== Data supplied ==

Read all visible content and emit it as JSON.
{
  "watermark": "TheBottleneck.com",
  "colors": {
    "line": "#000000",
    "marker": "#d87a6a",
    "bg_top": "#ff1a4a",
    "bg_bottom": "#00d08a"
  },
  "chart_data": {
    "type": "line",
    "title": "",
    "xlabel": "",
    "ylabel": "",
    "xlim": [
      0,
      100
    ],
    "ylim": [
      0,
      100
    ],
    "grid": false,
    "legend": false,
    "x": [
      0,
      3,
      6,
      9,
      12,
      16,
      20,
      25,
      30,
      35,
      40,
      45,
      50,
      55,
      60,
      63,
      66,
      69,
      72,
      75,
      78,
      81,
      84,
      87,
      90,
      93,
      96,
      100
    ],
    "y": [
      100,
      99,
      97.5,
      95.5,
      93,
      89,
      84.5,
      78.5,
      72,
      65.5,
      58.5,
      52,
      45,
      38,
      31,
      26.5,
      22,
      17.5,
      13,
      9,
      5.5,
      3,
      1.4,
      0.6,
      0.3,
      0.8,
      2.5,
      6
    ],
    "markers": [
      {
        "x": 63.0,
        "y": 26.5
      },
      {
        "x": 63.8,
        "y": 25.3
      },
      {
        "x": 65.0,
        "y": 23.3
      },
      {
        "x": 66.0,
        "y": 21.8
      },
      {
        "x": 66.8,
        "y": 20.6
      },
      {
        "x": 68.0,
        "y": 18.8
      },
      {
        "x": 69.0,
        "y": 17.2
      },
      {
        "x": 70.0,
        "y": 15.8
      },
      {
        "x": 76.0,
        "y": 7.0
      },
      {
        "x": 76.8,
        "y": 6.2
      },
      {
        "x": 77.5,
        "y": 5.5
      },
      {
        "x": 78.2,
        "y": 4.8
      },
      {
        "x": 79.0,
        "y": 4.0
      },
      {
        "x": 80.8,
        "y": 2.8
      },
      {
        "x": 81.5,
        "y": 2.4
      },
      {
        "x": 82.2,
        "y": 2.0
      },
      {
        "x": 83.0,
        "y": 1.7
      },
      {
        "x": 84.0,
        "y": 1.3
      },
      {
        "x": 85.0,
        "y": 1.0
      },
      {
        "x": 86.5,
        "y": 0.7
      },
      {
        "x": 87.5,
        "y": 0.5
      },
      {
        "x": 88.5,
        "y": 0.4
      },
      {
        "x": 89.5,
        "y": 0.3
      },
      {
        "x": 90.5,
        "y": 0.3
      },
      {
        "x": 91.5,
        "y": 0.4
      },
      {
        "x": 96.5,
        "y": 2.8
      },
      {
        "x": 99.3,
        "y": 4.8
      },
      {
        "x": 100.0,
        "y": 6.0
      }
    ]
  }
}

===

Problem statement: Exactly as written above, please repeat the entries.

Finished exercise:
Read all visible content and emit it as JSON.
{
  "watermark": "TheBottleneck.com",
  "colors": {
    "line": "#000000",
    "marker": "#d87a6a",
    "bg_top": "#ff1a4a",
    "bg_bottom": "#00d08a"
  },
  "chart_data": {
    "type": "line",
    "title": "",
    "xlabel": "",
    "ylabel": "",
    "xlim": [
      0,
      100
    ],
    "ylim": [
      0,
      100
    ],
    "grid": false,
    "legend": false,
    "x": [
      0,
      3,
      6,
      9,
      12,
      16,
      20,
      25,
      30,
      35,
      40,
      45,
      50,
      55,
      60,
      63,
      66,
      69,
      72,
      75,
      78,
      81,
      84,
      87,
      90,
      93,
      96,
      100
    ],
    "y": [
      100,
      99,
      97.5,
      95.5,
      93,
      89,
      84.5,
      78.5,
      72,
      65.5,
      58.5,
      52,
      45,
      38,
      31,
      26.5,
      22,
      17.5,
      13,
      9,
      5.5,
      3,
      1.4,
      0.6,
      0.3,
      0.8,
      2.5,
      6
    ],
    "markers": [
      {
        "x": 63.0,
        "y": 26.5
      },
      {
        "x": 63.8,
        "y": 25.3
      },
      {
        "x": 65.0,
        "y": 23.3
      },
      {
        "x": 66.0,
        "y": 21.8
      },
      {
        "x": 66.8,
        "y": 20.6
      },
      {
        "x": 68.0,
        "y": 18.8
      },
      {
        "x": 69.0,
        "y": 17.2
      },
      {
        "x": 70.0,
        "y": 15.8
      },
      {
        "x": 76.0,
        "y": 7.0
      },
      {
        "x": 76.8,
        "y": 6.2
      },
      {
        "x": 77.5,
        "y": 5.5
      },
      {
        "x": 78.2,
        "y": 4.8
      },
      {
        "x": 79.0,
        "y": 4.0
      },
      {
        "x": 80.8,
        "y": 2.8
      },
      {
        "x": 81.5,
        "y": 2.4
      },
      {
        "x": 82.2,
        "y": 2.0
      },
      {
        "x": 83.0,
        "y": 1.7
      },
      {
        "x": 84.0,
        "y": 1.3
      },
      {
        "x": 85.0,
        "y": 1.0
      },
      {
        "x": 86.5,
        "y": 0.7
      },
      {
        "x": 87.5,
        "y": 0.5
      },
      {
        "x": 88.5,
        "y": 0.4
      },
      {
        "x": 89.5,
        "y": 0.3
      },
      {
        "x": 90.5,
        "y": 0.3
      },
      {
        "x": 91.5,
        "y": 0.4
      },
      {
        "x": 96.5,
        "y": 2.8
      },
      {
        "x": 99.3,
        "y": 4.8
      },
      {
        "x": 100.0,
        "y": 6.0
      }
    ]
  }
}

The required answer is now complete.